*GOAL OF THE EXERCISE*. All of the material below is to be repeated exactly.

Start MATERIAL

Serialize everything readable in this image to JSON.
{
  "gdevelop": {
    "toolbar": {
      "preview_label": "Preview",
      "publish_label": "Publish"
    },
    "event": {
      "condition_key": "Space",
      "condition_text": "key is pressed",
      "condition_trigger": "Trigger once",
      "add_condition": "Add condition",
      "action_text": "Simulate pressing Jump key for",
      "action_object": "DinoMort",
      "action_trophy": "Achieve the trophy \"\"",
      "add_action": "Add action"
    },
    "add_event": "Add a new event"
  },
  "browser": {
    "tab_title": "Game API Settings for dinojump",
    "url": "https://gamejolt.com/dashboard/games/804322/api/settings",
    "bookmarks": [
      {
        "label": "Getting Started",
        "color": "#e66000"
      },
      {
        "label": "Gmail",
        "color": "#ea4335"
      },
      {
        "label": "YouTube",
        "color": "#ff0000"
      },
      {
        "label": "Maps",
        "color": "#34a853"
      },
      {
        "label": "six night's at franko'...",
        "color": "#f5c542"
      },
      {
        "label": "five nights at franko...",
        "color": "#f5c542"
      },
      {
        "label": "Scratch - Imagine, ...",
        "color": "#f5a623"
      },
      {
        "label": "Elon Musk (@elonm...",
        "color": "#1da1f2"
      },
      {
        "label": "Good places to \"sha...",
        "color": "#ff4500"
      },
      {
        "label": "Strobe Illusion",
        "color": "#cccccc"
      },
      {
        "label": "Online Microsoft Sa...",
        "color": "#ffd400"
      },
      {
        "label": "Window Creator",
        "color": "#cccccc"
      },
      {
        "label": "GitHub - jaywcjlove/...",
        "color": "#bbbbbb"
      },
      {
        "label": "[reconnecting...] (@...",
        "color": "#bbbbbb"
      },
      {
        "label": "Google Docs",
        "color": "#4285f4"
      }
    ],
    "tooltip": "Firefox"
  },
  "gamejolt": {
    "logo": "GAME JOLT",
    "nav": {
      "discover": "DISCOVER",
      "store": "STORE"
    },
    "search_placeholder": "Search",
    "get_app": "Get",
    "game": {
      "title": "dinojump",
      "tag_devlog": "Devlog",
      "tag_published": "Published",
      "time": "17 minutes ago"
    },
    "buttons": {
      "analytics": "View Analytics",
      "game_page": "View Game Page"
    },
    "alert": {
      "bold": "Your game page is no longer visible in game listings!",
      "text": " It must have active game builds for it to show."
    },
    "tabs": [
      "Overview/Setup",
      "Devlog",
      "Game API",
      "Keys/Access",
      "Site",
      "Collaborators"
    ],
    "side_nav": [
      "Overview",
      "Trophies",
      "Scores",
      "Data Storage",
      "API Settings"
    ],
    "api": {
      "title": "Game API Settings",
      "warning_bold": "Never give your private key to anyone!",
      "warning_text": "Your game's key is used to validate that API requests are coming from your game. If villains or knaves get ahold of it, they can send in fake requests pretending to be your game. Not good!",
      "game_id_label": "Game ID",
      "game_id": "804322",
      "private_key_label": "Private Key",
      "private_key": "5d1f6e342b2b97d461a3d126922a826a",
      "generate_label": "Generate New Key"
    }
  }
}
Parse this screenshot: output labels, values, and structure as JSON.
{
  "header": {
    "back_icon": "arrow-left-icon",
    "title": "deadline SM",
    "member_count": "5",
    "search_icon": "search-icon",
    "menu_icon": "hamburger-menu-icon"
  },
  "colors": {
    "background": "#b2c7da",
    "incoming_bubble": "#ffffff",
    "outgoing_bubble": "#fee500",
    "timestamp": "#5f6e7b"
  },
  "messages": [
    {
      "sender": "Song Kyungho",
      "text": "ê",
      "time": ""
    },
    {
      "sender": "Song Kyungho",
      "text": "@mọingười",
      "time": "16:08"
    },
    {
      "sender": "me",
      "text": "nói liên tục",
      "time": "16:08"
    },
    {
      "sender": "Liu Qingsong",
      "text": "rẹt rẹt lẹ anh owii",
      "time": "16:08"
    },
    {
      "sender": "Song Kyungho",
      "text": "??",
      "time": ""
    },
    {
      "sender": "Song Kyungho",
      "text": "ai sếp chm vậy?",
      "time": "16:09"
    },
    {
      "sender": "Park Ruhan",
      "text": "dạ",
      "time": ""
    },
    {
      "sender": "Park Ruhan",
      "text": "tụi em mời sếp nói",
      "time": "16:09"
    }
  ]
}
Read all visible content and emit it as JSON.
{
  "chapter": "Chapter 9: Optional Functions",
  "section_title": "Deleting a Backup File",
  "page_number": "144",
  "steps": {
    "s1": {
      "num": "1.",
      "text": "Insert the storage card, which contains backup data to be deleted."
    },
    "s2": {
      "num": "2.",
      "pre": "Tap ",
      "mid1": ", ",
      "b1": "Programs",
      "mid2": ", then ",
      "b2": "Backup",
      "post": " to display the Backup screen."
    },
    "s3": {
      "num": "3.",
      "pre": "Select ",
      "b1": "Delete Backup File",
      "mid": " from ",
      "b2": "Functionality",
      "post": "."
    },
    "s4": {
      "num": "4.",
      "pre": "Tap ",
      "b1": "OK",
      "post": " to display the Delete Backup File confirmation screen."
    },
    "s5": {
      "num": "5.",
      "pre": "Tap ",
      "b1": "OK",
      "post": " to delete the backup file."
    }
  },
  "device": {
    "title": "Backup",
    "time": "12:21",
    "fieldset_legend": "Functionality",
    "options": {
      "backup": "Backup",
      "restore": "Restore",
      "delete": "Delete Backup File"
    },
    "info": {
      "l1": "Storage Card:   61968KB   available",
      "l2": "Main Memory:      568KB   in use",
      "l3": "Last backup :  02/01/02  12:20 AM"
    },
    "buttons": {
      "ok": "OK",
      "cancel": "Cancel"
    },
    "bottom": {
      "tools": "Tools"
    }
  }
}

End MATERIAL

*OUTPUT BELOW*.
Serialize everything readable in this image to JSON.
{
  "gdevelop": {
    "toolbar": {
      "preview_label": "Preview",
      "publish_label": "Publish"
    },
    "event": {
      "condition_key": "Space",
      "condition_text": "key is pressed",
      "condition_trigger": "Trigger once",
      "add_condition": "Add condition",
      "action_text": "Simulate pressing Jump key for",
      "action_object": "DinoMort",
      "action_trophy": "Achieve the trophy \"\"",
      "add_action": "Add action"
    },
    "add_event": "Add a new event"
  },
  "browser": {
    "tab_title": "Game API Settings for dinojump",
    "url": "https://gamejolt.com/dashboard/games/804322/api/settings",
    "bookmarks": [
      {
        "label": "Getting Started",
        "color": "#e66000"
      },
      {
        "label": "Gmail",
        "color": "#ea4335"
      },
      {
        "label": "YouTube",
        "color": "#ff0000"
      },
      {
        "label": "Maps",
        "color": "#34a853"
      },
      {
        "label": "six night's at franko'...",
        "color": "#f5c542"
      },
      {
        "label": "five nights at franko...",
        "color": "#f5c542"
      },
      {
        "label": "Scratch - Imagine, ...",
        "color": "#f5a623"
      },
      {
        "label": "Elon Musk (@elonm...",
        "color": "#1da1f2"
      },
      {
        "label": "Good places to \"sha...",
        "color": "#ff4500"
      },
      {
        "label": "Strobe Illusion",
        "color": "#cccccc"
      },
      {
        "label": "Online Microsoft Sa...",
        "color": "#ffd400"
      },
      {
        "label": "Window Creator",
        "color": "#cccccc"
      },
      {
        "label": "GitHub - jaywcjlove/...",
        "color": "#bbbbbb"
      },
      {
        "label": "[reconnecting...] (@...",
        "color": "#bbbbbb"
      },
      {
        "label": "Google Docs",
        "color": "#4285f4"
      }
    ],
    "tooltip": "Firefox"
  },
  "gamejolt": {
    "logo": "GAME JOLT",
    "nav": {
      "discover": "DISCOVER",
      "store": "STORE"
    },
    "search_placeholder": "Search",
    "get_app": "Get",
    "game": {
      "title": "dinojump",
      "tag_devlog": "Devlog",
      "tag_published": "Published",
      "time": "17 minutes ago"
    },
    "buttons": {
      "analytics": "View Analytics",
      "game_page": "View Game Page"
    },
    "alert": {
      "bold": "Your game page is no longer visible in game listings!",
      "text": " It must have active game builds for it to show."
    },
    "tabs": [
      "Overview/Setup",
      "Devlog",
      "Game API",
      "Keys/Access",
      "Site",
      "Collaborators"
    ],
    "side_nav": [
      "Overview",
      "Trophies",
      "Scores",
      "Data Storage",
      "API Settings"
    ],
    "api": {
      "title": "Game API Settings",
      "warning_bold": "Never give your private key to anyone!",
      "warning_text": "Your game's key is used to validate that API requests are coming from your game. If villains or knaves get ahold of it, they can send in fake requests pretending to be your game. Not good!",
      "game_id_label": "Game ID",
      "game_id": "804322",
      "private_key_label": "Private Key",
      "private_key": "5d1f6e342b2b97d461a3d126922a826a",
      "generate_label": "Generate New Key"
    }
  }
}
Parse this screenshot: output labels, values, and structure as JSON.
{
  "header": {
    "back_icon": "arrow-left-icon",
    "title": "deadline SM",
    "member_count": "5",
    "search_icon": "search-icon",
    "menu_icon": "hamburger-menu-icon"
  },
  "colors": {
    "background": "#b2c7da",
    "incoming_bubble": "#ffffff",
    "outgoing_bubble": "#fee500",
    "timestamp": "#5f6e7b"
  },
  "messages": [
    {
      "sender": "Song Kyungho",
      "text": "ê",
      "time": ""
    },
    {
      "sender": "Song Kyungho",
      "text": "@mọingười",
      "time": "16:08"
    },
    {
      "sender": "me",
      "text": "nói liên tục",
      "time": "16:08"
    },
    {
      "sender": "Liu Qingsong",
      "text": "rẹt rẹt lẹ anh owii",
      "time": "16:08"
    },
    {
      "sender": "Song Kyungho",
      "text": "??",
      "time": ""
    },
    {
      "sender": "Song Kyungho",
      "text": "ai sếp chm vậy?",
      "time": "16:09"
    },
    {
      "sender": "Park Ruhan",
      "text": "dạ",
      "time": ""
    },
    {
      "sender": "Park Ruhan",
      "text": "tụi em mời sếp nói",
      "time": "16:09"
    }
  ]
}
Read all visible content and emit it as JSON.
{
  "chapter": "Chapter 9: Optional Functions",
  "section_title": "Deleting a Backup File",
  "page_number": "144",
  "steps": {
    "s1": {
      "num": "1.",
      "text": "Insert the storage card, which contains backup data to be deleted."
    },
    "s2": {
      "num": "2.",
      "pre": "Tap ",
      "mid1": ", ",
      "b1": "Programs",
      "mid2": ", then ",
      "b2": "Backup",
      "post": " to display the Backup screen."
    },
    "s3": {
      "num": "3.",
      "pre": "Select ",
      "b1": "Delete Backup File",
      "mid": " from ",
      "b2": "Functionality",
      "post": "."
    },
    "s4": {
      "num": "4.",
      "pre": "Tap ",
      "b1": "OK",
      "post": " to display the Delete Backup File confirmation screen."
    },
    "s5": {
      "num": "5.",
      "pre": "Tap ",
      "b1": "OK",
      "post": " to delete the backup file."
    }
  },
  "device": {
    "title": "Backup",
    "time": "12:21",
    "fieldset_legend": "Functionality",
    "options": {
      "backup": "Backup",
      "restore": "Restore",
      "delete": "Delete Backup File"
    },
    "info": {
      "l1": "Storage Card:   61968KB   available",
      "l2": "Main Memory:      568KB   in use",
      "l3": "Last backup :  02/01/02  12:20 AM"
    },
    "buttons": {
      "ok": "OK",
      "cancel": "Cancel"
    },
    "bottom": {
      "tools": "Tools"
    }
  }
}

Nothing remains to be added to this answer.